START Records supplied
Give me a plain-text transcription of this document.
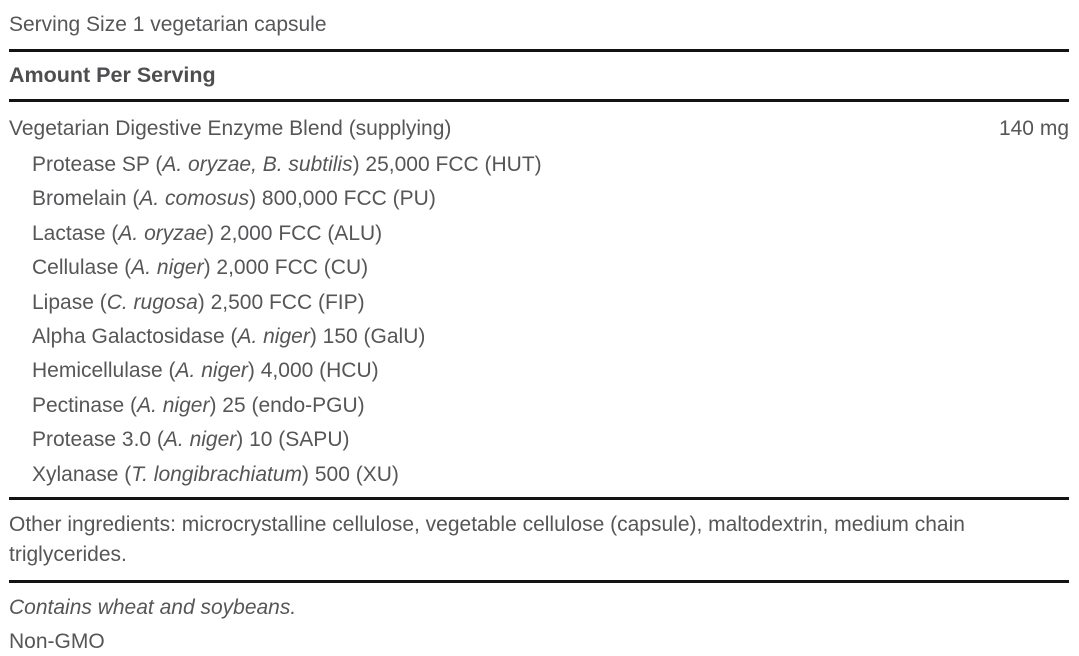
Serving Size 1 vegetarian capsule
Amount Per Serving
Vegetarian Digestive Enzyme Blend (supplying)	140 mg
Protease SP (A. oryzae, B. subtilis) 25,000 FCC (HUT)
Bromelain (A. comosus) 800,000 FCC (PU)
Lactase (A. oryzae) 2,000 FCC (ALU)
Cellulase (A. niger) 2,000 FCC (CU)
Lipase (C. rugosa) 2,500 FCC (FIP)
Alpha Galactosidase (A. niger) 150 (GalU)
Hemicellulase (A. niger) 4,000 (HCU)
Pectinase (A. niger) 25 (endo-PGU)
Protease 3.0 (A. niger) 10 (SAPU)
Xylanase (T. longibrachiatum) 500 (XU)
Other ingredients: microcrystalline cellulose, vegetable cellulose (capsule), maltodextrin, medium chain triglycerides.
Contains wheat and soybeans.
Non-GMO
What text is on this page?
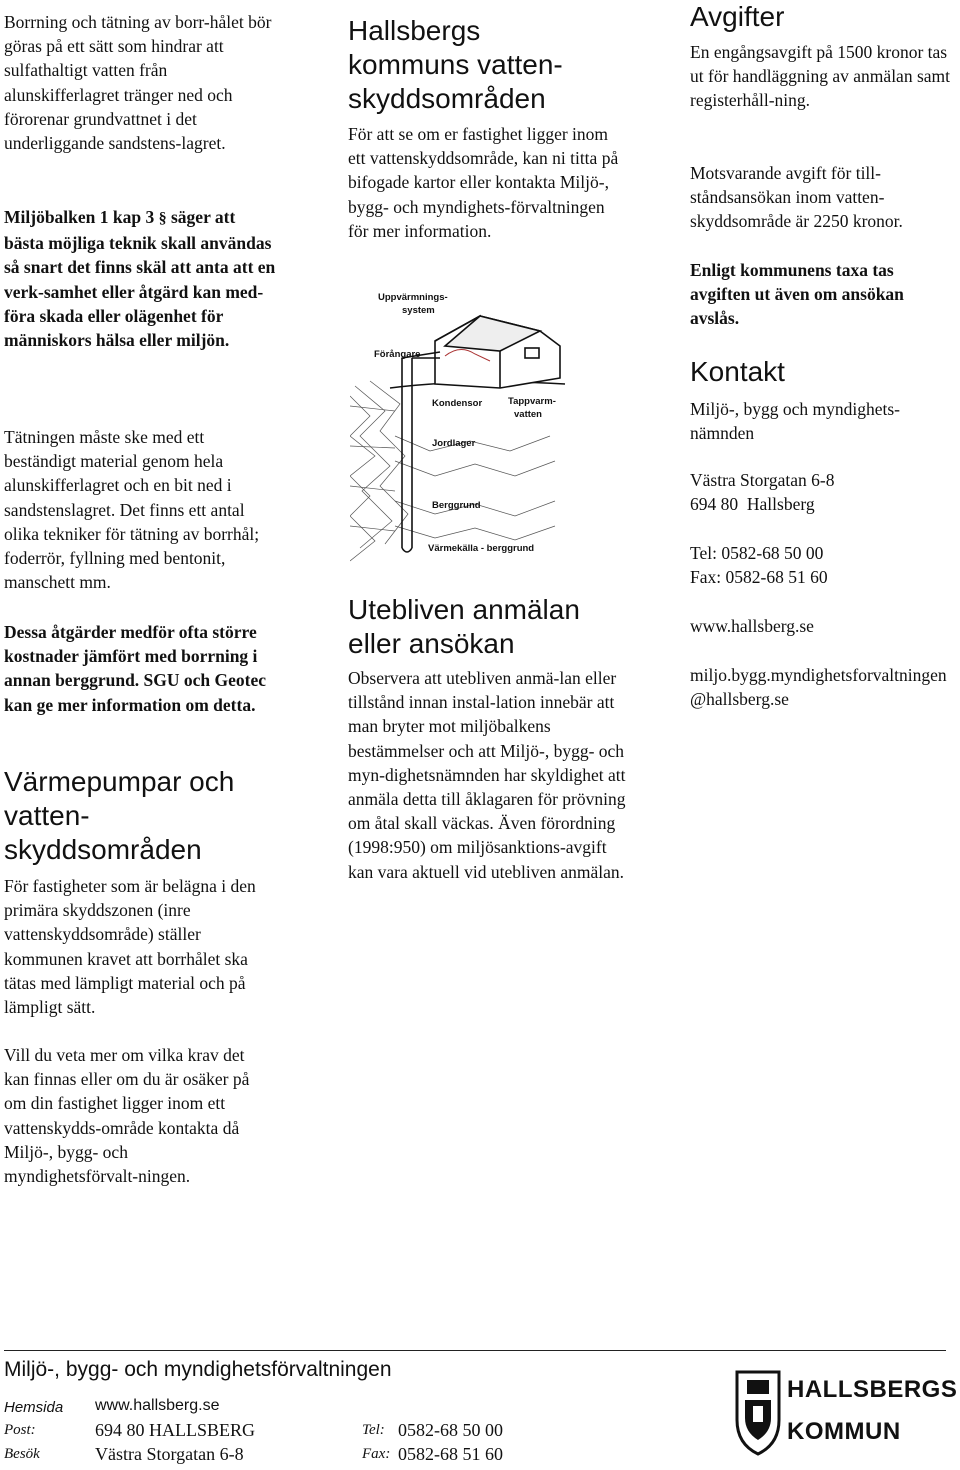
Borrning och tätning av borr-hålet bör göras på ett sätt som hindrar att sulfathaltigt vatten från alunskifferlagret tränger ned och förorenar grundvattnet i det underliggande sandstens-lagret.

Miljöbalken 1 kap 3 § säger att bästa möjliga teknik skall användas så snart det finns skäl att anta att en verk-samhet eller åtgärd kan med-föra skada eller olägenhet för människors hälsa eller miljön.

Tätningen måste ske med ett beständigt material genom hela alunskifferlagret och en bit ned i sandstenslagret. Det finns ett antal olika tekniker för tätning av borrhål; foderrör, fyllning med bentonit, manschett mm.

Dessa åtgärder medför ofta större kostnader jämfört med borrning i annan berggrund. SGU och Geotec kan ge mer information om detta.

Värmepumpar och vatten-skyddsområden

För fastigheter som är belägna i den primära skyddszonen (inre vattenskyddsområde) ställer kommunen kravet att borrhålet ska tätas med lämpligt material och på lämpligt sätt.

Vill du veta mer om vilka krav det kan finnas eller om du är osäker på om din fastighet ligger inom ett vattenskydds-område kontakta då Miljö-, bygg- och myndighetsförvalt-ningen.

Hallsbergs kommuns vatten-skyddsområden

För att se om er fastighet ligger inom ett vattenskyddsområde, kan ni titta på bifogade kartor eller kontakta Miljö-, bygg- och myndighets-förvaltningen för mer information.

Utebliven anmälan eller ansökan

Observera att utebliven anmä-lan eller tillstånd innan instal-lation innebär att man bryter mot miljöbalkens bestämmelser och att Miljö-, bygg- och myn-dighetsnämnden har skyldighet att anmäla detta till åklagaren för prövning om åtal skall väckas. Även förordning (1998:950) om miljösanktions-avgift kan vara aktuell vid utebliven anmälan.

Uppvärmnings-
system
Förångare
Kondensor	Tappvarm-
vatten
Jordlager
Berggrund
Värmekälla - berggrund
Avgifter

En engångsavgift på 1500 kronor tas ut för handläggning av anmälan samt registerhåll-ning.

Motsvarande avgift för till-ståndsansökan inom vatten-skyddsområde är 2250 kronor.

Enligt kommunens taxa tas avgiften ut även om ansökan avslås.

Kontakt

Miljö-, bygg och myndighets-nämnden

Västra Storgatan 6-8

694 80  Hallsberg

Tel: 0582-68 50 00

Fax: 0582-68 51 60

www.hallsberg.se

miljo.bygg.myndighetsforvaltningen@hallsberg.se

Miljö-, bygg- och myndighetsförvaltningen
Hemsida www.hallsberg.se
Post:	694 80 HALLSBERG	Tel: 0582-68 50 00
Besök	Västra Storgatan 6-8	Fax: 0582-68 51 60
HALLSBERGS
KOMMUN
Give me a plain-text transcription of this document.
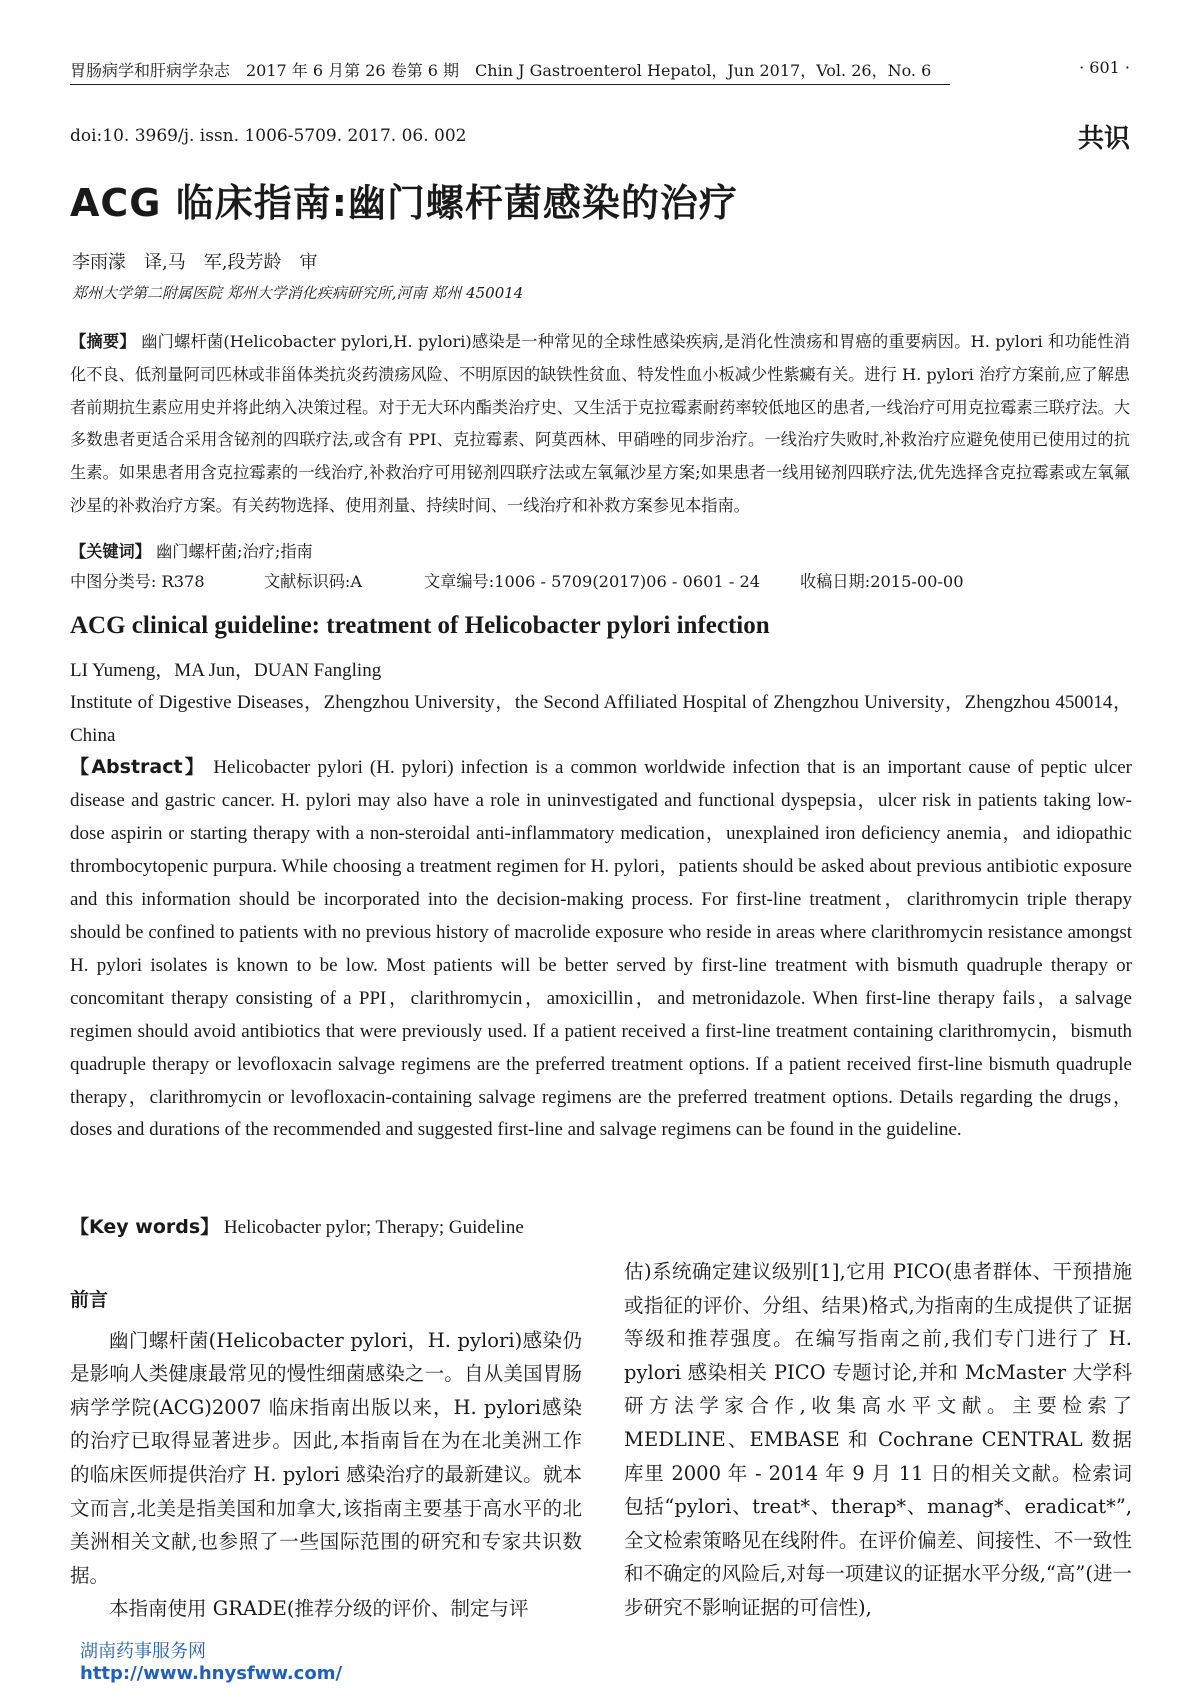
胃肠病学和肝病学杂志　2017 年 6 月第 26 卷第 6 期　Chin J Gastroenterol Hepatol，Jun 2017，Vol. 26，No. 6	· 601 ·
doi:10. 3969/j. issn. 1006-5709. 2017. 06. 002	共识
ACG 临床指南:幽门螺杆菌感染的治疗
李雨濛　译,马　军,段芳龄　审
郑州大学第二附属医院 郑州大学消化疾病研究所,河南 郑州 450014
【摘要】 幽门螺杆菌(Helicobacter pylori,H. pylori)感染是一种常见的全球性感染疾病,是消化性溃疡和胃癌的重要病因。H. pylori 和功能性消化不良、低剂量阿司匹林或非甾体类抗炎药溃疡风险、不明原因的缺铁性贫血、特发性血小板减少性紫癜有关。进行 H. pylori 治疗方案前,应了解患者前期抗生素应用史并将此纳入决策过程。对于无大环内酯类治疗史、又生活于克拉霉素耐药率较低地区的患者,一线治疗可用克拉霉素三联疗法。大多数患者更适合采用含铋剂的四联疗法,或含有 PPI、克拉霉素、阿莫西林、甲硝唑的同步治疗。一线治疗失败时,补救治疗应避免使用已使用过的抗生素。如果患者用含克拉霉素的一线治疗,补救治疗可用铋剂四联疗法或左氧氟沙星方案;如果患者一线用铋剂四联疗法,优先选择含克拉霉素或左氧氟沙星的补救治疗方案。有关药物选择、使用剂量、持续时间、一线治疗和补救方案参见本指南。
【关键词】 幽门螺杆菌;治疗;指南
中图分类号: R378	文献标识码:A	文章编号:1006 - 5709(2017)06 - 0601 - 24 收稿日期:2015-00-00
ACG clinical guideline: treatment of Helicobacter pylori infection
LI Yumeng，MA Jun，DUAN Fangling
Institute of Digestive Diseases，Zhengzhou University，the Second Affiliated Hospital of Zhengzhou University，Zhengzhou 450014，China
【Abstract】 Helicobacter pylori (H. pylori) infection is a common worldwide infection that is an important cause of peptic ulcer disease and gastric cancer. H. pylori may also have a role in uninvestigated and functional dyspepsia，ulcer risk in patients taking low-dose aspirin or starting therapy with a non-steroidal anti-inflammatory medication，unexplained iron deficiency anemia，and idiopathic thrombocytopenic purpura. While choosing a treatment regimen for H. pylori，patients should be asked about previous antibiotic exposure and this information should be incorporated into the decision-making process. For first-line treatment，clarithromycin triple therapy should be confined to patients with no previous history of macrolide exposure who reside in areas where clarithromycin resistance amongst H. pylori isolates is known to be low. Most patients will be better served by first-line treatment with bismuth quadruple therapy or concomitant therapy consisting of a PPI，clarithromycin，amoxicillin，and metronidazole. When first-line therapy fails，a salvage regimen should avoid antibiotics that were previously used. If a patient received a first-line treatment containing clarithromycin，bismuth quadruple therapy or levofloxacin salvage regimens are the preferred treatment options. If a patient received first-line bismuth quadruple therapy，clarithromycin or levofloxacin-containing salvage regimens are the preferred treatment options. Details regarding the drugs，doses and durations of the recommended and suggested first-line and salvage regimens can be found in the guideline.
【Key words】 Helicobacter pylor; Therapy; Guideline
前言
幽门螺杆菌(Helicobacter pylori，H. pylori)感染仍是影响人类健康最常见的慢性细菌感染之一。自从美国胃肠病学学院(ACG)2007 临床指南出版以来，H. pylori感染的治疗已取得显著进步。因此,本指南旨在为在北美洲工作的临床医师提供治疗 H. pylori 感染治疗的最新建议。就本文而言,北美是指美国和加拿大,该指南主要基于高水平的北美洲相关文献,也参照了一些国际范围的研究和专家共识数据。
本指南使用 GRADE(推荐分级的评价、制定与评
估)系统确定建议级别[1],它用 PICO(患者群体、干预措施或指征的评价、分组、结果)格式,为指南的生成提供了证据等级和推荐强度。在编写指南之前,我们专门进行了 H. pylori 感染相关 PICO 专题讨论,并和 McMaster 大学科研方法学家合作,收集高水平文献。主要检索了 MEDLINE、EMBASE 和 Cochrane CENTRAL 数据库里 2000 年 - 2014 年 9 月 11 日的相关文献。检索词包括“pylori、treat*、therap*、manag*、eradicat*”,全文检索策略见在线附件。在评价偏差、间接性、不一致性和不确定的风险后,对每一项建议的证据水平分级,“高”(进一步研究不影响证据的可信性),
湖南药事服务网
http://www.hnysfww.com/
END Records supplied
Aim of the task –
Take every line above where "Västra" appears and copy it.

Result –
Västra Storgatan 6-8
Besök	Västra Storgatan 6-8	Fax: 0582-68 51 60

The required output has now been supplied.